Prompt: Only the number is wanted: how many lines contain the string "membantu"?

Input rows:
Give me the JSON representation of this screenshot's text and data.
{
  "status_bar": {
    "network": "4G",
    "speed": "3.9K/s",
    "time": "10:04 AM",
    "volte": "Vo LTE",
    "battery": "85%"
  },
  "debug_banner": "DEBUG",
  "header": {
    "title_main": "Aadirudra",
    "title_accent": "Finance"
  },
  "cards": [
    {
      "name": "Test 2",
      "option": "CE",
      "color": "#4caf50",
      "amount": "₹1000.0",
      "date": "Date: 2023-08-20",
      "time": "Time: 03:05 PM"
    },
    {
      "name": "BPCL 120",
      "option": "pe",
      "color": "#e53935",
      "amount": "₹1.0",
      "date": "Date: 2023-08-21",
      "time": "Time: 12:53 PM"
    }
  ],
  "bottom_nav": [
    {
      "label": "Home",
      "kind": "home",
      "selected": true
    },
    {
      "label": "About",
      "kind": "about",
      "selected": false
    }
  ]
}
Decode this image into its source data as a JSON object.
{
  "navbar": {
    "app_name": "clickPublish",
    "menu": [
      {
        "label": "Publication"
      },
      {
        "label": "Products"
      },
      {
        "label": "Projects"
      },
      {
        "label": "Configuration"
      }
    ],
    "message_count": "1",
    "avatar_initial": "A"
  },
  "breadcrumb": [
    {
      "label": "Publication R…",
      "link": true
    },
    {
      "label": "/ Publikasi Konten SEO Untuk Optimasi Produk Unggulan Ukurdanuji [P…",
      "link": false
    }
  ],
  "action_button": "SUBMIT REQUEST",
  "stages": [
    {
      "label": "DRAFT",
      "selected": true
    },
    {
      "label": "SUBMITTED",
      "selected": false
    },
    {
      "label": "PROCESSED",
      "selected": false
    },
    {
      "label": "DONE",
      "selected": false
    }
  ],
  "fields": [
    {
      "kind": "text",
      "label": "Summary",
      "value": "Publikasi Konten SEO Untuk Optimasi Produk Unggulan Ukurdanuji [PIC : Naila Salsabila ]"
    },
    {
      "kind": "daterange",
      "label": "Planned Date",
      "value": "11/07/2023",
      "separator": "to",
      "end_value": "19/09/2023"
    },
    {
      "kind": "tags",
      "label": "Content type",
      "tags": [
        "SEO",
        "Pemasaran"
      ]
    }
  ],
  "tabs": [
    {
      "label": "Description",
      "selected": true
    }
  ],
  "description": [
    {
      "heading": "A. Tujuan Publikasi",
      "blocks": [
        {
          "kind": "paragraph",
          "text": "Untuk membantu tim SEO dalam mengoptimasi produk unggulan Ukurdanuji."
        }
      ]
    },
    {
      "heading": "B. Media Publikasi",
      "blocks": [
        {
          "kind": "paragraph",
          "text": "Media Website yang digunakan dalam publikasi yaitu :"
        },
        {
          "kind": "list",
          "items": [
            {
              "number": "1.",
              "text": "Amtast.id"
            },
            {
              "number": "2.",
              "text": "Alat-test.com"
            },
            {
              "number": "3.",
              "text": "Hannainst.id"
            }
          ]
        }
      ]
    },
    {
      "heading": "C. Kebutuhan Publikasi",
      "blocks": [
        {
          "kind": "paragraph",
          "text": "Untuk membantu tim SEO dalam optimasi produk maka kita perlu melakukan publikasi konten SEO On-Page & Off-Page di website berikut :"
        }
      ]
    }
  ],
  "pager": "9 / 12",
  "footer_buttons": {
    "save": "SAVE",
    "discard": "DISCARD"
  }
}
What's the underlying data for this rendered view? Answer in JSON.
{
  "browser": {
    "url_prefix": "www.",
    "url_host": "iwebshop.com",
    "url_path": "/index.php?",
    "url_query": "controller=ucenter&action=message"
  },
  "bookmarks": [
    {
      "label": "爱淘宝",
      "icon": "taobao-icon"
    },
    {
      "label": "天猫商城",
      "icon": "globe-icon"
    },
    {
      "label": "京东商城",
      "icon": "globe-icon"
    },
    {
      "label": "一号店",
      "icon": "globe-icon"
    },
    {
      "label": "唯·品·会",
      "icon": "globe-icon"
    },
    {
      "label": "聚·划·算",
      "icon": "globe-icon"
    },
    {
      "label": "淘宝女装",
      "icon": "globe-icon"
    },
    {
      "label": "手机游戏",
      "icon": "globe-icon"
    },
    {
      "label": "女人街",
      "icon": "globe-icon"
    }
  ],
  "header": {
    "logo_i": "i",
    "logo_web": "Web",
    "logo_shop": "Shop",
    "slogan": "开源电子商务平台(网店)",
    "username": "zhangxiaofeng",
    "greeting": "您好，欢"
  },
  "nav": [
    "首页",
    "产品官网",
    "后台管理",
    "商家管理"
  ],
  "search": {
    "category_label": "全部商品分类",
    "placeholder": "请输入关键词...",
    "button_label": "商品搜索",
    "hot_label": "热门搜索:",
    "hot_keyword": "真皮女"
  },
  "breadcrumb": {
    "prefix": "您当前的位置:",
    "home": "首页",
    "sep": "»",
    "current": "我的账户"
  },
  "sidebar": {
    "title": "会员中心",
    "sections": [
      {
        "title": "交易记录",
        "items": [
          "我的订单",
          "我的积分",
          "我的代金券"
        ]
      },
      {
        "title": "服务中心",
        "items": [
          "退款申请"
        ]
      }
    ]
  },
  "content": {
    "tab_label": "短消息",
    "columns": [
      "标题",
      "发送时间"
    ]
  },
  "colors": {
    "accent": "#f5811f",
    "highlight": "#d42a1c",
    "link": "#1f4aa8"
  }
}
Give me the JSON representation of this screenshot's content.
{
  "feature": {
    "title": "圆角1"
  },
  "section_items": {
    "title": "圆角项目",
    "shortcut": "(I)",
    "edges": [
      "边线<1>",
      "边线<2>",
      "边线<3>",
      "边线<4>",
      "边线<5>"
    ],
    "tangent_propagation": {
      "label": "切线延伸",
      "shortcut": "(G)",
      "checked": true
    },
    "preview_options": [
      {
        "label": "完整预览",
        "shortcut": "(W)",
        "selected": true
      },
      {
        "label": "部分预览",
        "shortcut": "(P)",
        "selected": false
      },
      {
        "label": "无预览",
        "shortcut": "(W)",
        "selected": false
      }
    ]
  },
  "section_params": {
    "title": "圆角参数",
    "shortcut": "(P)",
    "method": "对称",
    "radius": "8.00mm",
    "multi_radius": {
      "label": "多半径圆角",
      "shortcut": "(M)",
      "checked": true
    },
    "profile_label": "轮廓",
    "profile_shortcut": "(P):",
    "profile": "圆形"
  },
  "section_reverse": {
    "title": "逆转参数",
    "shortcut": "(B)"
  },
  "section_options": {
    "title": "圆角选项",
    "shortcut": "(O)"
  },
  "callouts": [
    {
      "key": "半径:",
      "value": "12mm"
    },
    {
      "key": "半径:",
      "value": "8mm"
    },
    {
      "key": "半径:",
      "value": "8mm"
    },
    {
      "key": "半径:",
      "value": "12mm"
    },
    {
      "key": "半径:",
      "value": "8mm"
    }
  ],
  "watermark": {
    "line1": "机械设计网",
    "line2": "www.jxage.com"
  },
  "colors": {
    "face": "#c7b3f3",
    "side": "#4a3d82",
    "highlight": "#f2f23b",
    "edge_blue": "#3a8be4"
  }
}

Solution for this problem: 2